Data excerpts
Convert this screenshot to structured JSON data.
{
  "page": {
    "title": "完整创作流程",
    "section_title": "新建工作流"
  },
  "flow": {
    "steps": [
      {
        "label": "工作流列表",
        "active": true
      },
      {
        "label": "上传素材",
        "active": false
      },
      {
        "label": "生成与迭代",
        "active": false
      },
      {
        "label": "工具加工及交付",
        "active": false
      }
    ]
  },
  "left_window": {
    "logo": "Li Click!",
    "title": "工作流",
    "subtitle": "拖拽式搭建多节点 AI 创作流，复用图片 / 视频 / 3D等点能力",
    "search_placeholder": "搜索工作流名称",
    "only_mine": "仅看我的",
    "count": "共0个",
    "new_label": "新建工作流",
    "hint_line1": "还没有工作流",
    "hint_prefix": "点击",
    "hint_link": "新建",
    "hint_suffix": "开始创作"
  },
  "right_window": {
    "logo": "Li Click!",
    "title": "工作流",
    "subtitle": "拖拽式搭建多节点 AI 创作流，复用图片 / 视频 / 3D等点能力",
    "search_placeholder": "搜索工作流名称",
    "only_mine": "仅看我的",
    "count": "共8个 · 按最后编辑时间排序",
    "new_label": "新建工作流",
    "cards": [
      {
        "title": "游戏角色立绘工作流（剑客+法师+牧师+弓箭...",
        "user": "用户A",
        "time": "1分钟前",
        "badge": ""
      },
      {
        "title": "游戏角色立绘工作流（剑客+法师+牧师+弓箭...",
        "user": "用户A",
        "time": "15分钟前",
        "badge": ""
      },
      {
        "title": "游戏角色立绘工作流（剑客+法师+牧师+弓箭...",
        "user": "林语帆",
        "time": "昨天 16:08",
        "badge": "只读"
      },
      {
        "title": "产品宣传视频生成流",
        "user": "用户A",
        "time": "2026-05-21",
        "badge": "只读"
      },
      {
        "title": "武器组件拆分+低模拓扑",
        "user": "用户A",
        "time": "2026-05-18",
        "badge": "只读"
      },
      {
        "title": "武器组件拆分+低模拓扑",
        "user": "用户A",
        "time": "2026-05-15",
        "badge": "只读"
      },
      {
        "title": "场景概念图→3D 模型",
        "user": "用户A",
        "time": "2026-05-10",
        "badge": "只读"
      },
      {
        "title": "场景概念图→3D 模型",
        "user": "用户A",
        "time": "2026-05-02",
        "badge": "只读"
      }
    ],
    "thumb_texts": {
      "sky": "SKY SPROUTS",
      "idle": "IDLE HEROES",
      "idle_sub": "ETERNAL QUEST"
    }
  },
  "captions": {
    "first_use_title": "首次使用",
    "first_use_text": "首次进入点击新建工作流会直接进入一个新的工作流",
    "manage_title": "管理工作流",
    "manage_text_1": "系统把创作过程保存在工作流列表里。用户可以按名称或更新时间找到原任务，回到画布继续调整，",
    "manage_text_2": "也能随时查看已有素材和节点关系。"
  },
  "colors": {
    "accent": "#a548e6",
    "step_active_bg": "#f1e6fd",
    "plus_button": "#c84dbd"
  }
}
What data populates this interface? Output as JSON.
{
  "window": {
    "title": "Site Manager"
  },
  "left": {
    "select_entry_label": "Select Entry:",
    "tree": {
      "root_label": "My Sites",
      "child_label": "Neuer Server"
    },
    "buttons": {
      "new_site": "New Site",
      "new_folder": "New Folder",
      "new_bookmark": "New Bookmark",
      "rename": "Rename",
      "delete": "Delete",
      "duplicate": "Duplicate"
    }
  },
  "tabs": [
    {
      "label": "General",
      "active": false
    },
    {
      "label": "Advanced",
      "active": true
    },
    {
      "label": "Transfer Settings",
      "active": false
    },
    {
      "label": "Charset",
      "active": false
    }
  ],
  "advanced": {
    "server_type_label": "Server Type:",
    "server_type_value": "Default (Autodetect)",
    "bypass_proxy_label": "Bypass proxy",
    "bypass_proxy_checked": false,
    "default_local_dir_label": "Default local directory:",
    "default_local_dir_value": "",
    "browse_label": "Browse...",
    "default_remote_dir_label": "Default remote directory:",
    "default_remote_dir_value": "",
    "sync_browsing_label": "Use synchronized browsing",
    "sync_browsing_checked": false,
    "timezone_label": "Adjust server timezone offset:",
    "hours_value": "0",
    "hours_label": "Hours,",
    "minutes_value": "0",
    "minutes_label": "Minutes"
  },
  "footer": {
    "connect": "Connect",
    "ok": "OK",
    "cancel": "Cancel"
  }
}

Stated task –
Recopy the entries above in their entirety, exactly.

Solution to the exercise –
Convert this screenshot to structured JSON data.
{
  "page": {
    "title": "完整创作流程",
    "section_title": "新建工作流"
  },
  "flow": {
    "steps": [
      {
        "label": "工作流列表",
        "active": true
      },
      {
        "label": "上传素材",
        "active": false
      },
      {
        "label": "生成与迭代",
        "active": false
      },
      {
        "label": "工具加工及交付",
        "active": false
      }
    ]
  },
  "left_window": {
    "logo": "Li Click!",
    "title": "工作流",
    "subtitle": "拖拽式搭建多节点 AI 创作流，复用图片 / 视频 / 3D等点能力",
    "search_placeholder": "搜索工作流名称",
    "only_mine": "仅看我的",
    "count": "共0个",
    "new_label": "新建工作流",
    "hint_line1": "还没有工作流",
    "hint_prefix": "点击",
    "hint_link": "新建",
    "hint_suffix": "开始创作"
  },
  "right_window": {
    "logo": "Li Click!",
    "title": "工作流",
    "subtitle": "拖拽式搭建多节点 AI 创作流，复用图片 / 视频 / 3D等点能力",
    "search_placeholder": "搜索工作流名称",
    "only_mine": "仅看我的",
    "count": "共8个 · 按最后编辑时间排序",
    "new_label": "新建工作流",
    "cards": [
      {
        "title": "游戏角色立绘工作流（剑客+法师+牧师+弓箭...",
        "user": "用户A",
        "time": "1分钟前",
        "badge": ""
      },
      {
        "title": "游戏角色立绘工作流（剑客+法师+牧师+弓箭...",
        "user": "用户A",
        "time": "15分钟前",
        "badge": ""
      },
      {
        "title": "游戏角色立绘工作流（剑客+法师+牧师+弓箭...",
        "user": "林语帆",
        "time": "昨天 16:08",
        "badge": "只读"
      },
      {
        "title": "产品宣传视频生成流",
        "user": "用户A",
        "time": "2026-05-21",
        "badge": "只读"
      },
      {
        "title": "武器组件拆分+低模拓扑",
        "user": "用户A",
        "time": "2026-05-18",
        "badge": "只读"
      },
      {
        "title": "武器组件拆分+低模拓扑",
        "user": "用户A",
        "time": "2026-05-15",
        "badge": "只读"
      },
      {
        "title": "场景概念图→3D 模型",
        "user": "用户A",
        "time": "2026-05-10",
        "badge": "只读"
      },
      {
        "title": "场景概念图→3D 模型",
        "user": "用户A",
        "time": "2026-05-02",
        "badge": "只读"
      }
    ],
    "thumb_texts": {
      "sky": "SKY SPROUTS",
      "idle": "IDLE HEROES",
      "idle_sub": "ETERNAL QUEST"
    }
  },
  "captions": {
    "first_use_title": "首次使用",
    "first_use_text": "首次进入点击新建工作流会直接进入一个新的工作流",
    "manage_title": "管理工作流",
    "manage_text_1": "系统把创作过程保存在工作流列表里。用户可以按名称或更新时间找到原任务，回到画布继续调整，",
    "manage_text_2": "也能随时查看已有素材和节点关系。"
  },
  "colors": {
    "accent": "#a548e6",
    "step_active_bg": "#f1e6fd",
    "plus_button": "#c84dbd"
  }
}
What data populates this interface? Output as JSON.
{
  "window": {
    "title": "Site Manager"
  },
  "left": {
    "select_entry_label": "Select Entry:",
    "tree": {
      "root_label": "My Sites",
      "child_label": "Neuer Server"
    },
    "buttons": {
      "new_site": "New Site",
      "new_folder": "New Folder",
      "new_bookmark": "New Bookmark",
      "rename": "Rename",
      "delete": "Delete",
      "duplicate": "Duplicate"
    }
  },
  "tabs": [
    {
      "label": "General",
      "active": false
    },
    {
      "label": "Advanced",
      "active": true
    },
    {
      "label": "Transfer Settings",
      "active": false
    },
    {
      "label": "Charset",
      "active": false
    }
  ],
  "advanced": {
    "server_type_label": "Server Type:",
    "server_type_value": "Default (Autodetect)",
    "bypass_proxy_label": "Bypass proxy",
    "bypass_proxy_checked": false,
    "default_local_dir_label": "Default local directory:",
    "default_local_dir_value": "",
    "browse_label": "Browse...",
    "default_remote_dir_label": "Default remote directory:",
    "default_remote_dir_value": "",
    "sync_browsing_label": "Use synchronized browsing",
    "sync_browsing_checked": false,
    "timezone_label": "Adjust server timezone offset:",
    "hours_value": "0",
    "hours_label": "Hours,",
    "minutes_value": "0",
    "minutes_label": "Minutes"
  },
  "footer": {
    "connect": "Connect",
    "ok": "OK",
    "cancel": "Cancel"
  }
}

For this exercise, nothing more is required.